- [PROBLEM STATEMENT]: Output the material below unchanged, apart from leaving out the pictures.

***** DATASET EXCERPTS *****

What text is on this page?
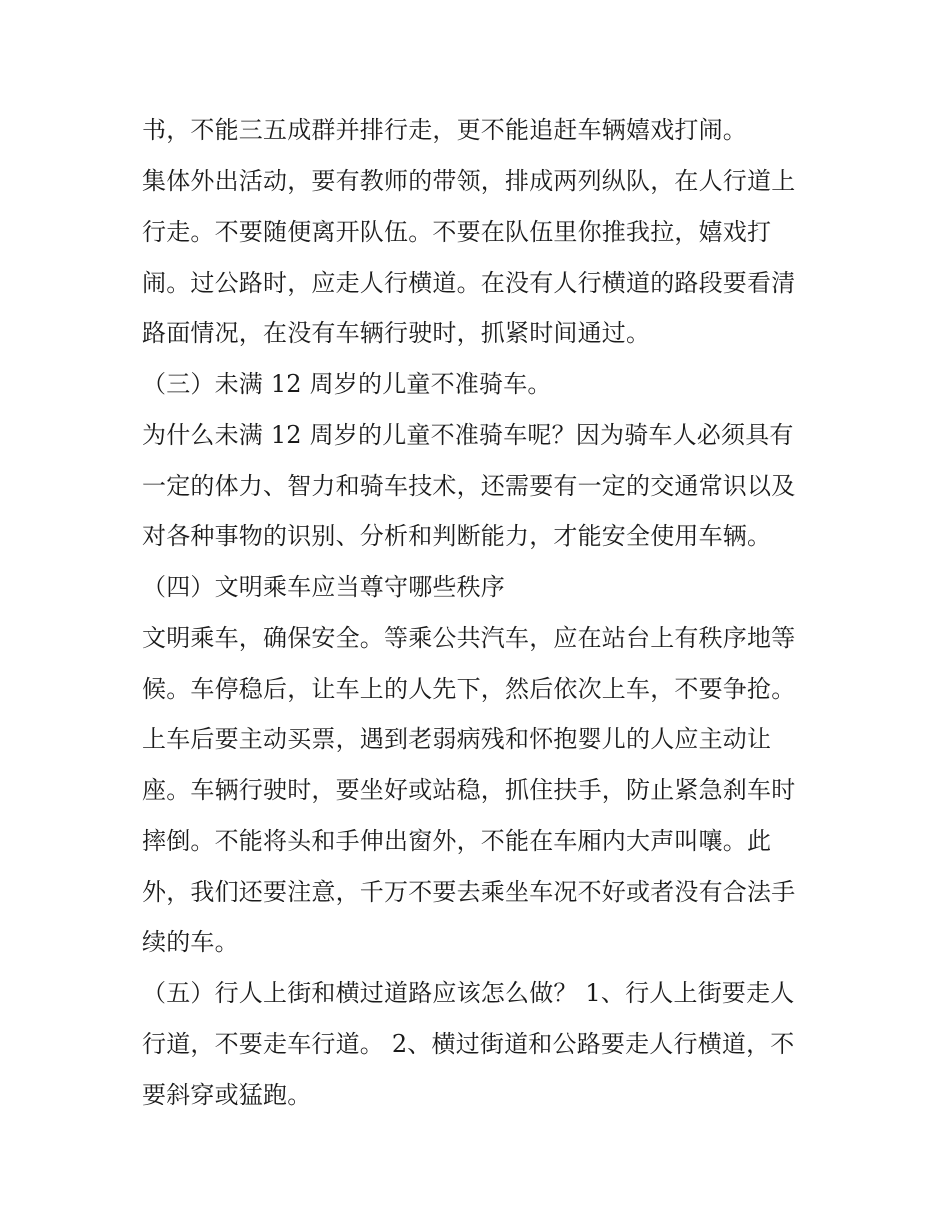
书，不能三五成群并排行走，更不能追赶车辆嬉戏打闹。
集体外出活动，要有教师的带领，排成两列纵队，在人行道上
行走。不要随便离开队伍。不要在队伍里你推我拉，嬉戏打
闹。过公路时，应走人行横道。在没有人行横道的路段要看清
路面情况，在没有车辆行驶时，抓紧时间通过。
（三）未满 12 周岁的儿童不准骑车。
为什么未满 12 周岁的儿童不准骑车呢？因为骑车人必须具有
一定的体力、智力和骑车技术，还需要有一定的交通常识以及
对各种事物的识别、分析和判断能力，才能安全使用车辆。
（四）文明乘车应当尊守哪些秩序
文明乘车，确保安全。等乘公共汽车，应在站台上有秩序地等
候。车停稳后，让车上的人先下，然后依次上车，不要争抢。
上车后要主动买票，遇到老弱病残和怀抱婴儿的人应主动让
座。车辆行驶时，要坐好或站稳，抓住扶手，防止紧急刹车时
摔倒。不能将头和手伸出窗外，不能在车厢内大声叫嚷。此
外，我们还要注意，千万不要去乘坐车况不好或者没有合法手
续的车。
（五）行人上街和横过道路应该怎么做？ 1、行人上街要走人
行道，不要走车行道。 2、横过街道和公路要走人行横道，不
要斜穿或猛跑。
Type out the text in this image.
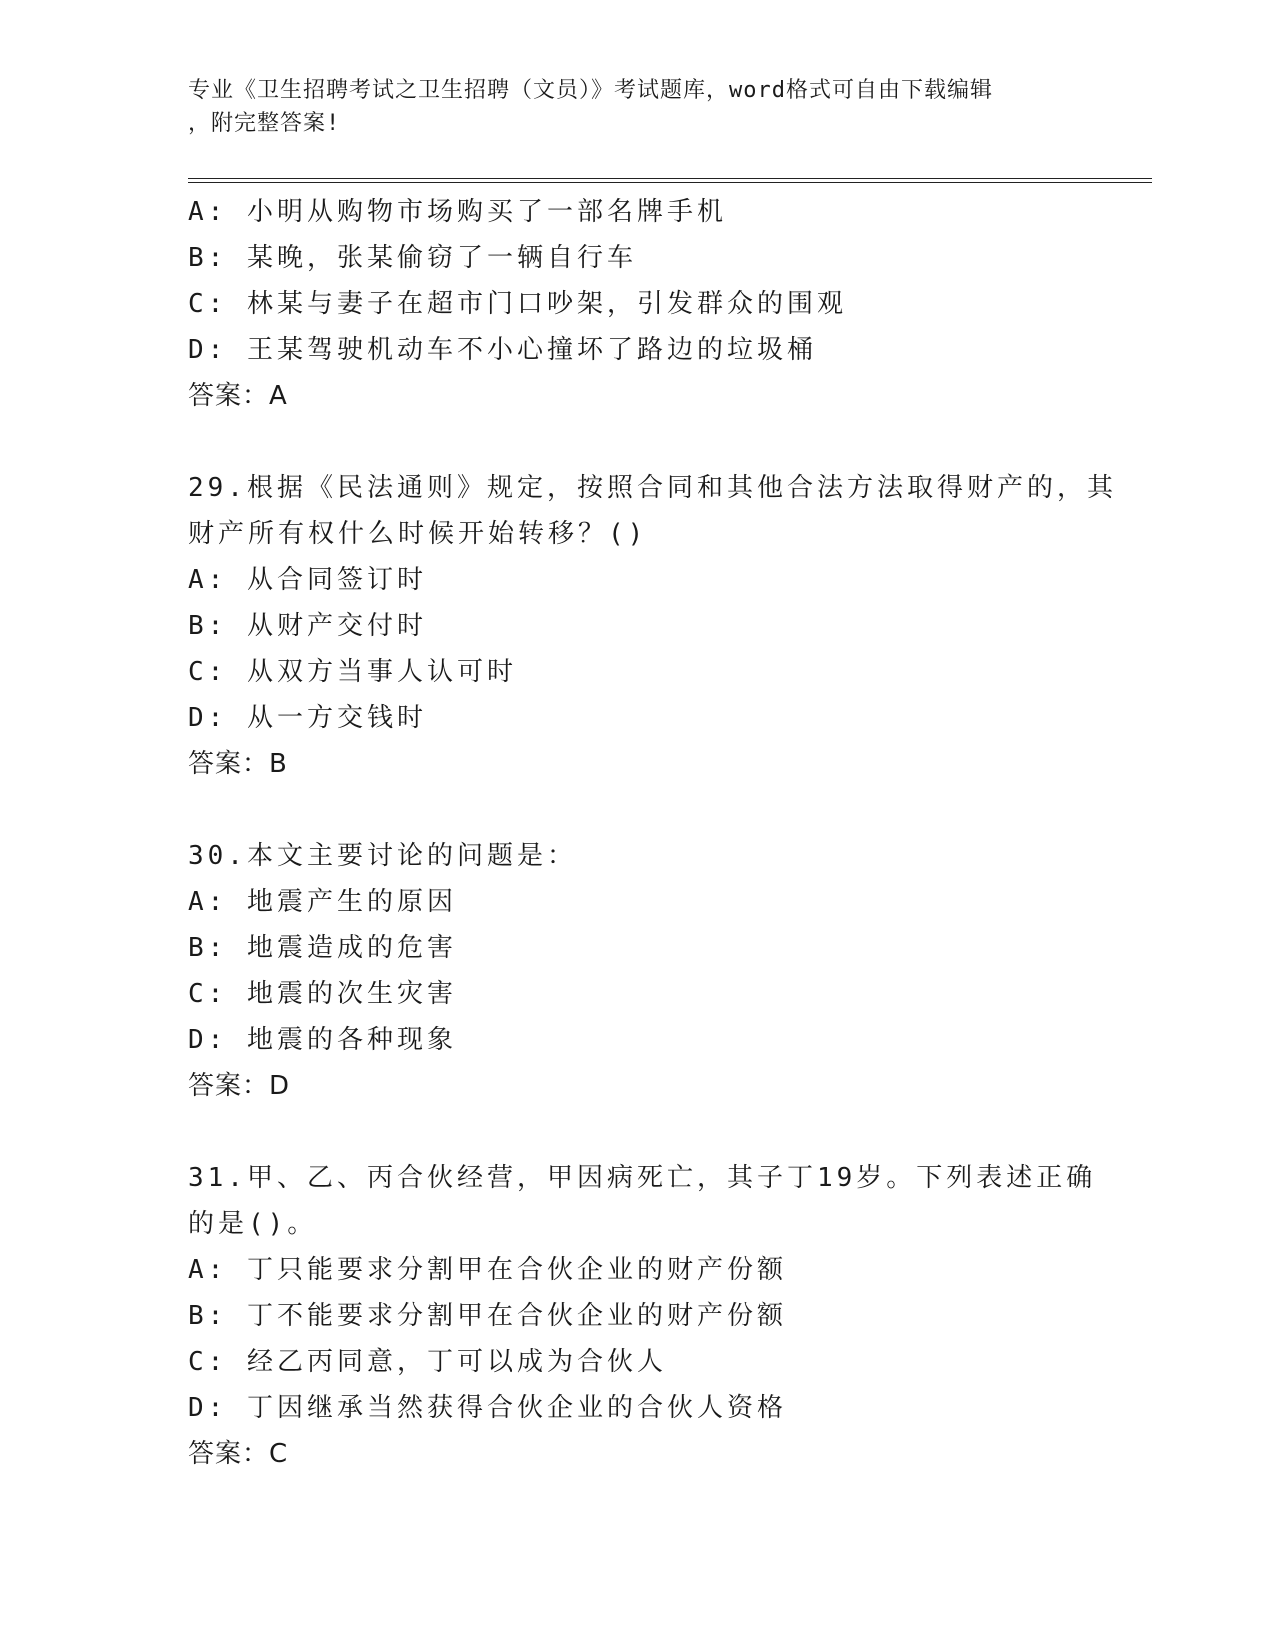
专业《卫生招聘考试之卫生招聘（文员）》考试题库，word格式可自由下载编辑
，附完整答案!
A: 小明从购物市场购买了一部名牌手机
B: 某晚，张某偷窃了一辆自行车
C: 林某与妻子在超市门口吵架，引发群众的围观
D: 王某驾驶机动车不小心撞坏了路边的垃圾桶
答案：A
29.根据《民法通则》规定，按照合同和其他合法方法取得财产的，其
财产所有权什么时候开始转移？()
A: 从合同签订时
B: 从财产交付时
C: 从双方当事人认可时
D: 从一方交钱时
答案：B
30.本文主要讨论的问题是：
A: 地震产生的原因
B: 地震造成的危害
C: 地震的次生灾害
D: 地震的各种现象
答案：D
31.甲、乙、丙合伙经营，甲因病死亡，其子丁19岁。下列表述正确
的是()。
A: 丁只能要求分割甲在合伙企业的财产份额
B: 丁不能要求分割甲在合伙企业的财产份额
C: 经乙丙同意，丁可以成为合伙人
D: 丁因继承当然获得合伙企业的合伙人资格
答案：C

*****

- [ANSWER BELOW]:
What text is on this page?
书，不能三五成群并排行走，更不能追赶车辆嬉戏打闹。
集体外出活动，要有教师的带领，排成两列纵队，在人行道上
行走。不要随便离开队伍。不要在队伍里你推我拉，嬉戏打
闹。过公路时，应走人行横道。在没有人行横道的路段要看清
路面情况，在没有车辆行驶时，抓紧时间通过。
（三）未满 12 周岁的儿童不准骑车。
为什么未满 12 周岁的儿童不准骑车呢？因为骑车人必须具有
一定的体力、智力和骑车技术，还需要有一定的交通常识以及
对各种事物的识别、分析和判断能力，才能安全使用车辆。
（四）文明乘车应当尊守哪些秩序
文明乘车，确保安全。等乘公共汽车，应在站台上有秩序地等
候。车停稳后，让车上的人先下，然后依次上车，不要争抢。
上车后要主动买票，遇到老弱病残和怀抱婴儿的人应主动让
座。车辆行驶时，要坐好或站稳，抓住扶手，防止紧急刹车时
摔倒。不能将头和手伸出窗外，不能在车厢内大声叫嚷。此
外，我们还要注意，千万不要去乘坐车况不好或者没有合法手
续的车。
（五）行人上街和横过道路应该怎么做？ 1、行人上街要走人
行道，不要走车行道。 2、横过街道和公路要走人行横道，不
要斜穿或猛跑。
Type out the text in this image.
专业《卫生招聘考试之卫生招聘（文员）》考试题库，word格式可自由下载编辑
，附完整答案!
A: 小明从购物市场购买了一部名牌手机
B: 某晚，张某偷窃了一辆自行车
C: 林某与妻子在超市门口吵架，引发群众的围观
D: 王某驾驶机动车不小心撞坏了路边的垃圾桶
答案：A
29.根据《民法通则》规定，按照合同和其他合法方法取得财产的，其
财产所有权什么时候开始转移？()
A: 从合同签订时
B: 从财产交付时
C: 从双方当事人认可时
D: 从一方交钱时
答案：B
30.本文主要讨论的问题是：
A: 地震产生的原因
B: 地震造成的危害
C: 地震的次生灾害
D: 地震的各种现象
答案：D
31.甲、乙、丙合伙经营，甲因病死亡，其子丁19岁。下列表述正确
的是()。
A: 丁只能要求分割甲在合伙企业的财产份额
B: 丁不能要求分割甲在合伙企业的财产份额
C: 经乙丙同意，丁可以成为合伙人
D: 丁因继承当然获得合伙企业的合伙人资格
答案：C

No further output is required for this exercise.